**STATED EXERCISE**
Please give the count of lines holding the string "VALID" and nothing besides.

**DATA IN THIS EXERCISE**
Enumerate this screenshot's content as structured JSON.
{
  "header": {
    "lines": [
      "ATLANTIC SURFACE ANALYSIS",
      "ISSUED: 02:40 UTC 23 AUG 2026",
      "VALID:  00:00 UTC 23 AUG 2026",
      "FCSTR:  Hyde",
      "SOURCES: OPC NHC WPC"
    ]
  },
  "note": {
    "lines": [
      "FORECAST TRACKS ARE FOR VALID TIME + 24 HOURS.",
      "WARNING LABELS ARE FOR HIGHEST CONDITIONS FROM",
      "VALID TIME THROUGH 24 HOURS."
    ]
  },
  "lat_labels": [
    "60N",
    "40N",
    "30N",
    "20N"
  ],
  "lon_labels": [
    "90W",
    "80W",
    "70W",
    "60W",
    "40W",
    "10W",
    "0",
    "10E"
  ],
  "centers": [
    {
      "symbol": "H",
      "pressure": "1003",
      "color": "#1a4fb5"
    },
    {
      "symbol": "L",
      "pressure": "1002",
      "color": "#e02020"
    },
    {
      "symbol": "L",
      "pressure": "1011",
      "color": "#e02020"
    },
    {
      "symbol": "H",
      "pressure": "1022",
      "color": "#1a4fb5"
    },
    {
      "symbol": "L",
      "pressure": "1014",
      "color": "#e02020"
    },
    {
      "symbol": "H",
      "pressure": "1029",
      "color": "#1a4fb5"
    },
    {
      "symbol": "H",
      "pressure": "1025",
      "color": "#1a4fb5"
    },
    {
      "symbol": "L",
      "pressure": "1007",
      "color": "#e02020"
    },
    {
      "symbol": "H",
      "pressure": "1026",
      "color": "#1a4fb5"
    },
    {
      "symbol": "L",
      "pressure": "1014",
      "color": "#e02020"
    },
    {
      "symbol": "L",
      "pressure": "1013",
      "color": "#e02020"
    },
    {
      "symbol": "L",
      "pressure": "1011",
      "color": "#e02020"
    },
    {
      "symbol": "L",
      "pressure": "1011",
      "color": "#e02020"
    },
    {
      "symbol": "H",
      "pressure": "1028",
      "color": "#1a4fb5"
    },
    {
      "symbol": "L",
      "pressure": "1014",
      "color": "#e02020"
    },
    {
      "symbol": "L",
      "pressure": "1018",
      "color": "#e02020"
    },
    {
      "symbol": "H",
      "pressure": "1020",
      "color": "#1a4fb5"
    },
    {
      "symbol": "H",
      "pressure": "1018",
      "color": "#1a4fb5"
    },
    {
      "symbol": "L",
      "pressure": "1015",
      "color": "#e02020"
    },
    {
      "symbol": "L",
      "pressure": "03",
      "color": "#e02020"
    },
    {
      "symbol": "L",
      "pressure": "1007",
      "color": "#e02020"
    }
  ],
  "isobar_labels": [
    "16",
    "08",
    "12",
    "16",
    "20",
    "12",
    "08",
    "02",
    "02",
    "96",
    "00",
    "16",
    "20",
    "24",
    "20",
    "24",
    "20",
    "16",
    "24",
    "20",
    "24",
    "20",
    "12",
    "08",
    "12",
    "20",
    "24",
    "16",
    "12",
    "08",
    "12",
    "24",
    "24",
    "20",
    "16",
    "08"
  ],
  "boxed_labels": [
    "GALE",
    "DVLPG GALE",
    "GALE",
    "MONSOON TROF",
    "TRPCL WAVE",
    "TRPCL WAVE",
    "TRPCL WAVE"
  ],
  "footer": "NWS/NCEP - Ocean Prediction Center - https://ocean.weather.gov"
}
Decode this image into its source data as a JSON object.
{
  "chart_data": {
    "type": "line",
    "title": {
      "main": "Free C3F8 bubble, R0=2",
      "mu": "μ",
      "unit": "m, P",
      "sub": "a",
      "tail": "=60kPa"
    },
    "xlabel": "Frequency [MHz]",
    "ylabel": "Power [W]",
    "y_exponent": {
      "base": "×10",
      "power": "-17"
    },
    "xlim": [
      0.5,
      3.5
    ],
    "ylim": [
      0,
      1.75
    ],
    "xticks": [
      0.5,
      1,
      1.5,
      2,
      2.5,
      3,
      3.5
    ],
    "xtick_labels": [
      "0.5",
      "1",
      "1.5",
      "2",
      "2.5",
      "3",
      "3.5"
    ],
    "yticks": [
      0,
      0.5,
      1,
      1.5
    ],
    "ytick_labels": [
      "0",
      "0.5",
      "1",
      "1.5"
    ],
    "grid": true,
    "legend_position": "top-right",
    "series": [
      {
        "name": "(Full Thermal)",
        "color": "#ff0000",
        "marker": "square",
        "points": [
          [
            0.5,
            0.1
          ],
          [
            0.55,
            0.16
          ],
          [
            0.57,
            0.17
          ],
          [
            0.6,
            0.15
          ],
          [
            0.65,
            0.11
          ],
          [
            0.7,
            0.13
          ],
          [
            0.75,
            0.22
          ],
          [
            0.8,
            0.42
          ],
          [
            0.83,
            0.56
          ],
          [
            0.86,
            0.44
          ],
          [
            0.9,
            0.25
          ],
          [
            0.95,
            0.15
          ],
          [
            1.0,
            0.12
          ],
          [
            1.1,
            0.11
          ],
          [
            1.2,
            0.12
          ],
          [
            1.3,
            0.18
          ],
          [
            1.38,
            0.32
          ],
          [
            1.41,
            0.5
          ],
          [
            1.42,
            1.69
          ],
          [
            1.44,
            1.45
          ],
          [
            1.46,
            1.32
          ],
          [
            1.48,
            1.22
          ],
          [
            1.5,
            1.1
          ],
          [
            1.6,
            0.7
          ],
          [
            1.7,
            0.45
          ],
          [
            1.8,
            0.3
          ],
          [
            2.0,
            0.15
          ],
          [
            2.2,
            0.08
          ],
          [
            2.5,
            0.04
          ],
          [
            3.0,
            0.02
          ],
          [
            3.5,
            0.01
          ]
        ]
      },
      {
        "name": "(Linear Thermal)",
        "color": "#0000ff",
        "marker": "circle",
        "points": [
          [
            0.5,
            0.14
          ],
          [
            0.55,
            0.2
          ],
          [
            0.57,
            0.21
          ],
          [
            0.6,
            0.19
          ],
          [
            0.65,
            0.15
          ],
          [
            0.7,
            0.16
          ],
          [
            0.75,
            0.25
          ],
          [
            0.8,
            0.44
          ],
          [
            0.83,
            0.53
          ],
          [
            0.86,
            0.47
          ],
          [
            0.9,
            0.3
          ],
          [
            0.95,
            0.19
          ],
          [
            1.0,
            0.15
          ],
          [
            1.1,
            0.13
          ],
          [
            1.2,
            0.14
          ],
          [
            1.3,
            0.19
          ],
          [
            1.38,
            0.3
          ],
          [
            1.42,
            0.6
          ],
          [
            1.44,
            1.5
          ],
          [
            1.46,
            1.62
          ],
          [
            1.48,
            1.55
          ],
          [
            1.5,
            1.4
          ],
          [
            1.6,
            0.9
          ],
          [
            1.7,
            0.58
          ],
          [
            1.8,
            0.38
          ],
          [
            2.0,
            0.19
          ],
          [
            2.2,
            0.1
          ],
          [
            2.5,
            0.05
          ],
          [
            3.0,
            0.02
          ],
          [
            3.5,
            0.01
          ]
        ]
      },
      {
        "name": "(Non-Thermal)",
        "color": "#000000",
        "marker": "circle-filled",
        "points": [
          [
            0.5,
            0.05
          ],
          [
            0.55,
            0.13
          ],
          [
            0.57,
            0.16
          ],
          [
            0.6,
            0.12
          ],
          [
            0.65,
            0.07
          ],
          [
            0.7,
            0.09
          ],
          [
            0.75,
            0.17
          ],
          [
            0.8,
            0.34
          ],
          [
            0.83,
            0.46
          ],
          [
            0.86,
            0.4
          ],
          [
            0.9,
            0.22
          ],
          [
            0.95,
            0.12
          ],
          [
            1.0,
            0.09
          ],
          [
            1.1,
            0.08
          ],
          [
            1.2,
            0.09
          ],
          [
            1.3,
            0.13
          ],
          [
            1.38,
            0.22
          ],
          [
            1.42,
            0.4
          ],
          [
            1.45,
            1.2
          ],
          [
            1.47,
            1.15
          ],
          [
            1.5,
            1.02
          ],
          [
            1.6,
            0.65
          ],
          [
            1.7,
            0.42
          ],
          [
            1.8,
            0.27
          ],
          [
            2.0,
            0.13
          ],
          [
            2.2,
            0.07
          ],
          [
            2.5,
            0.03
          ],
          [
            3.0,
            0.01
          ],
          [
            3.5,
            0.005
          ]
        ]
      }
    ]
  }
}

**RESULT FOR THIS EXERCISE**
3